▸ Short problem 1: List every sentence in the passage on silicon-based anode materials that mentions graphite.
▸ Short problem 2: Write out the records in Block 1 line for line, with no changes.

▸ Document:
+++

Silicon-based Anode Materials for EV Batteries

Improvements to traditional lithium-ion battery chemistry that use graphite anodes or lithium metal oxide cathodes are reaching their theoretical limits, according to Sila Nano, so the company's focus is on the development of silicon-based anode battery chemistries. The company's "silicon-based nanoparticles" form a high capacity anode material for lithium-ion batteries. 

Sila Nano's material is designed as a "drop-in" replacement for graphite in existing lithium-ion factories, the company said. The silicon-based anode coatings can be applied using the current lithium ion battery production process, making it possible to scale the technology using existing manufacturing lines.

The process eliminates the use of graphite while delivering higher energy density at the cellular-level with reduced swelling or expansion during charging. Traditional anode materials in EV batteries have a tendency to swell during charging, which can eventually cause damage to the battery and shorten its service life.

However Sila Nano's silicon-based anode materials are porous enough to accommodate this expansion, thereby preventing damage.

+++

▸ Source material:
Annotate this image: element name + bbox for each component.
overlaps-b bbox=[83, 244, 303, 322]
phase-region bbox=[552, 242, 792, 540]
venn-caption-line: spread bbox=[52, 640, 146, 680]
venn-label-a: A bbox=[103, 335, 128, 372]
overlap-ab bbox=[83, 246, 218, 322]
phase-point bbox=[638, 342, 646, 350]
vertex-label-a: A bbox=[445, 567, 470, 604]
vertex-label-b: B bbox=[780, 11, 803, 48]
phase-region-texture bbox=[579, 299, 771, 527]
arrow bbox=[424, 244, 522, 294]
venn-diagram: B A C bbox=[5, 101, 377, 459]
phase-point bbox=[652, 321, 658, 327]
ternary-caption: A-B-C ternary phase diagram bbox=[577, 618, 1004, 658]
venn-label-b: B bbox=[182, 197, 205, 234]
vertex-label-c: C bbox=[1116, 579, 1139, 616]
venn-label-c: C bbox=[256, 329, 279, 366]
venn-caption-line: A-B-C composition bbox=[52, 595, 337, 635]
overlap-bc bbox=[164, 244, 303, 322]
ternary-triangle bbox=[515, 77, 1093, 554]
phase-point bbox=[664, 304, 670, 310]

+++

▸ Result 1:
- Improvements to traditional lithium-ion battery chemistry that use graphite anodes or lithium metal oxide cathodes are reaching their theoretical limits, according to Sila Nano, so the company's focus is on the development of silicon-based anode battery chemistries.
- Sila Nano's material is designed as a "drop-in" replacement for graphite in existing lithium-ion factories, the company said.
- The process eliminates the use of graphite while delivering higher energy density at the cellular-level with reduced swelling or expansion during charging.

▸ Result 2:
Annotate this image: element name + bbox for each component.
overlaps-b bbox=[83, 244, 303, 322]
phase-region bbox=[552, 242, 792, 540]
venn-caption-line: spread bbox=[52, 640, 146, 680]
venn-label-a: A bbox=[103, 335, 128, 372]
overlap-ab bbox=[83, 246, 218, 322]
phase-point bbox=[638, 342, 646, 350]
vertex-label-a: A bbox=[445, 567, 470, 604]
vertex-label-b: B bbox=[780, 11, 803, 48]
phase-region-texture bbox=[579, 299, 771, 527]
arrow bbox=[424, 244, 522, 294]
venn-diagram: B A C bbox=[5, 101, 377, 459]
phase-point bbox=[652, 321, 658, 327]
ternary-caption: A-B-C ternary phase diagram bbox=[577, 618, 1004, 658]
venn-label-b: B bbox=[182, 197, 205, 234]
vertex-label-c: C bbox=[1116, 579, 1139, 616]
venn-label-c: C bbox=[256, 329, 279, 366]
venn-caption-line: A-B-C composition bbox=[52, 595, 337, 635]
overlap-bc bbox=[164, 244, 303, 322]
ternary-triangle bbox=[515, 77, 1093, 554]
phase-point bbox=[664, 304, 670, 310]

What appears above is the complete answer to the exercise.